## [Task requirements]
Report how many lines of the following entries include the string "minute"; respond with the number alone.

· · · · · · ·

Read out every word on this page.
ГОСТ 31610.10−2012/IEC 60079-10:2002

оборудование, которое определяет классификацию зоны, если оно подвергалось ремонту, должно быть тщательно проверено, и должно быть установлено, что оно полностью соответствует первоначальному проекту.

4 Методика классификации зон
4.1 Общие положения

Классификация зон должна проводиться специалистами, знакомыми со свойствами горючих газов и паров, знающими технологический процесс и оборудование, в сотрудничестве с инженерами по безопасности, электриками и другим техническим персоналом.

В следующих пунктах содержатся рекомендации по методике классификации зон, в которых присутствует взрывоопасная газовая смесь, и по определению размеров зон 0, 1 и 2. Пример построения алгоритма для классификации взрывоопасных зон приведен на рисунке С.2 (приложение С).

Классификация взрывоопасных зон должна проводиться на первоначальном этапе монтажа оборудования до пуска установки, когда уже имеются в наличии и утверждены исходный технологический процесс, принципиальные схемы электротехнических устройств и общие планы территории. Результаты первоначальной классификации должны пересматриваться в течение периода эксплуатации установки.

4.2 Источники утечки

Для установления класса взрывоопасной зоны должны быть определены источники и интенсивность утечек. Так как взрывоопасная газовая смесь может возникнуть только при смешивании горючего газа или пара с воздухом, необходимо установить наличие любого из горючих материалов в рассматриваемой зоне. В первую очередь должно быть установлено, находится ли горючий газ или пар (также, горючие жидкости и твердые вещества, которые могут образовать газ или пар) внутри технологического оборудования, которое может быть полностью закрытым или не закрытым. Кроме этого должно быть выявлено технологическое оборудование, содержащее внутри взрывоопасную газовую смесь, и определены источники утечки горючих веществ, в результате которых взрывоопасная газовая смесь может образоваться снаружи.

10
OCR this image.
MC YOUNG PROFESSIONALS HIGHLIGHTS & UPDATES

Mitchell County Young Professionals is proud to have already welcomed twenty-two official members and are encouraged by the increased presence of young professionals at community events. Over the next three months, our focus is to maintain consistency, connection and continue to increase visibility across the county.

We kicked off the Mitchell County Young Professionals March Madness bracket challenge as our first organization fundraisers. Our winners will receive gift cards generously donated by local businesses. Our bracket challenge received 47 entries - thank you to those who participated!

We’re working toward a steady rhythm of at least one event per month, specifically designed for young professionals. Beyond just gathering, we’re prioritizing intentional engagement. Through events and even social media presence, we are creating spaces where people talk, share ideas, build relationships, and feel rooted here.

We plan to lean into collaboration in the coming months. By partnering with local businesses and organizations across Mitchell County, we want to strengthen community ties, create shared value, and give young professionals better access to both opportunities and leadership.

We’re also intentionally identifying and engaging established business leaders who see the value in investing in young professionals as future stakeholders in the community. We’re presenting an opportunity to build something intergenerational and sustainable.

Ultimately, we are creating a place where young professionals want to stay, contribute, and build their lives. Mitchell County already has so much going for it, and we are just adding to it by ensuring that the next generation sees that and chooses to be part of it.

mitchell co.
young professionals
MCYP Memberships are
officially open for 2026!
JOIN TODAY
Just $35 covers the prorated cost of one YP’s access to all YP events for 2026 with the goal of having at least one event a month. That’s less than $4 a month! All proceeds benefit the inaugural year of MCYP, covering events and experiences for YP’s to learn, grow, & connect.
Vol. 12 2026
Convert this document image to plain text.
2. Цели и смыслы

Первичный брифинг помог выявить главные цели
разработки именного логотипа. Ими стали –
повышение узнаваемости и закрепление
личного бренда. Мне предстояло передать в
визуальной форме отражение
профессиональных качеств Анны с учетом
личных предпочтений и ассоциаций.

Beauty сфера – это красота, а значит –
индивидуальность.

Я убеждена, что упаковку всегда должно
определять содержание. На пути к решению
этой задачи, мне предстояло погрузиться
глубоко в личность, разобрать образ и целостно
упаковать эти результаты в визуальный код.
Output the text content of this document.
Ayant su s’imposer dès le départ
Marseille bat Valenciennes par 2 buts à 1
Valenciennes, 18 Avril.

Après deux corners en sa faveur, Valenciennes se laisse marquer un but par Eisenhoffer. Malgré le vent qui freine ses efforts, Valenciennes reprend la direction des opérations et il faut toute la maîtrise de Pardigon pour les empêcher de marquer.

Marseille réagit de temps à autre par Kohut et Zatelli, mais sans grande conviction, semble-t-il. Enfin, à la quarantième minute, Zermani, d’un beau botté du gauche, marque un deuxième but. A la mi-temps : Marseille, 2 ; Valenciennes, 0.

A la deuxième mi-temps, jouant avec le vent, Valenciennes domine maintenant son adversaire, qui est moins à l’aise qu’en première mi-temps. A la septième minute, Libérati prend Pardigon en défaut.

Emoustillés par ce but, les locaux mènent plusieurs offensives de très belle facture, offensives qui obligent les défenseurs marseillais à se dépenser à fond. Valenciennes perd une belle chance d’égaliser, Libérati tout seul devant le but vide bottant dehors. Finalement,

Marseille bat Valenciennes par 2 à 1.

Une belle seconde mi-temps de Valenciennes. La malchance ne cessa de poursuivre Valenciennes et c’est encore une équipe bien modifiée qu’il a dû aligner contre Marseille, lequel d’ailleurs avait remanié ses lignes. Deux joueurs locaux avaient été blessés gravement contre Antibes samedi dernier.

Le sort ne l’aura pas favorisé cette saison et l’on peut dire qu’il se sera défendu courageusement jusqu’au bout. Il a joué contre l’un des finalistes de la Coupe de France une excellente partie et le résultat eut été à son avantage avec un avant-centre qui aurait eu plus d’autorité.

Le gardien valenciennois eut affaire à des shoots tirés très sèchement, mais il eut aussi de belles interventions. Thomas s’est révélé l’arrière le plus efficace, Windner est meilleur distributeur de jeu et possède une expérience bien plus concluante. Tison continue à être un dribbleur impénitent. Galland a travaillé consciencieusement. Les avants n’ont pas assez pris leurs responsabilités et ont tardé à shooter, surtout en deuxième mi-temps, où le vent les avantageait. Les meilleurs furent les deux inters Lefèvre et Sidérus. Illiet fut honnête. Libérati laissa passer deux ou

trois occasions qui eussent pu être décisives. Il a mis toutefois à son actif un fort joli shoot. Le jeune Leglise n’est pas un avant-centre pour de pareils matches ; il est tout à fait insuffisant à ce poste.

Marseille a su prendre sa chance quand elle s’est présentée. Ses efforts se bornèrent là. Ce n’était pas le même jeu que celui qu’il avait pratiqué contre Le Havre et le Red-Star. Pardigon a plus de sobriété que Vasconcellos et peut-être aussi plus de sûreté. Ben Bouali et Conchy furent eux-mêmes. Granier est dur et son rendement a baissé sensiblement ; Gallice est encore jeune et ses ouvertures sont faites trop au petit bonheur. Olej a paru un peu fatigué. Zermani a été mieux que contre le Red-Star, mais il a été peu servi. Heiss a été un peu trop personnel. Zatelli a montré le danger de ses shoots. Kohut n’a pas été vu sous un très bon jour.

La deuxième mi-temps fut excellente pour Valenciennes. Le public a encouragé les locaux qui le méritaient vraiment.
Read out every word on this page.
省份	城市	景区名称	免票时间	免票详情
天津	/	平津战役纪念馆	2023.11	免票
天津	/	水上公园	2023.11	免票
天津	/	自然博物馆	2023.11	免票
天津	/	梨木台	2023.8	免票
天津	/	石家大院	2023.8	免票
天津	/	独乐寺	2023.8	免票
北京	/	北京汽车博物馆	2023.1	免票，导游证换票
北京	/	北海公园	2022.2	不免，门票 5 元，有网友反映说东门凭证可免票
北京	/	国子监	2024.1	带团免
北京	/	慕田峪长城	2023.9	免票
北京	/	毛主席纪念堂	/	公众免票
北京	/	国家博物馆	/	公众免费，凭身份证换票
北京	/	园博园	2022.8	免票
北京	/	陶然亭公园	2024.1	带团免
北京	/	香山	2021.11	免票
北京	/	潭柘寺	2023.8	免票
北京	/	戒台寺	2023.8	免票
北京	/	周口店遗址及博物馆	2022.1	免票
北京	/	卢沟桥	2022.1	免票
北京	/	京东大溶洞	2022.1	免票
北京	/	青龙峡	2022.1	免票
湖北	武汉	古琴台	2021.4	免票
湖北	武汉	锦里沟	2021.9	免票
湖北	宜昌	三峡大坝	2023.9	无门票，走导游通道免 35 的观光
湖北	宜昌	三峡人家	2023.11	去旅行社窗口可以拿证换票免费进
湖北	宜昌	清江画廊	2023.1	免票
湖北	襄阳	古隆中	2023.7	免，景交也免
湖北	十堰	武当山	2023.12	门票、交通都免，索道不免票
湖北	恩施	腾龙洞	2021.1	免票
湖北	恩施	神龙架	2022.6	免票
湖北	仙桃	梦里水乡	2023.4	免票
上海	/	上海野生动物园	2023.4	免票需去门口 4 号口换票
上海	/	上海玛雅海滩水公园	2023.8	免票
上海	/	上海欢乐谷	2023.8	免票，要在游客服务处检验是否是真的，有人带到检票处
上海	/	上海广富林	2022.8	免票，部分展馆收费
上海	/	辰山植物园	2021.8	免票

· · · · · · ·

## [Full output]
2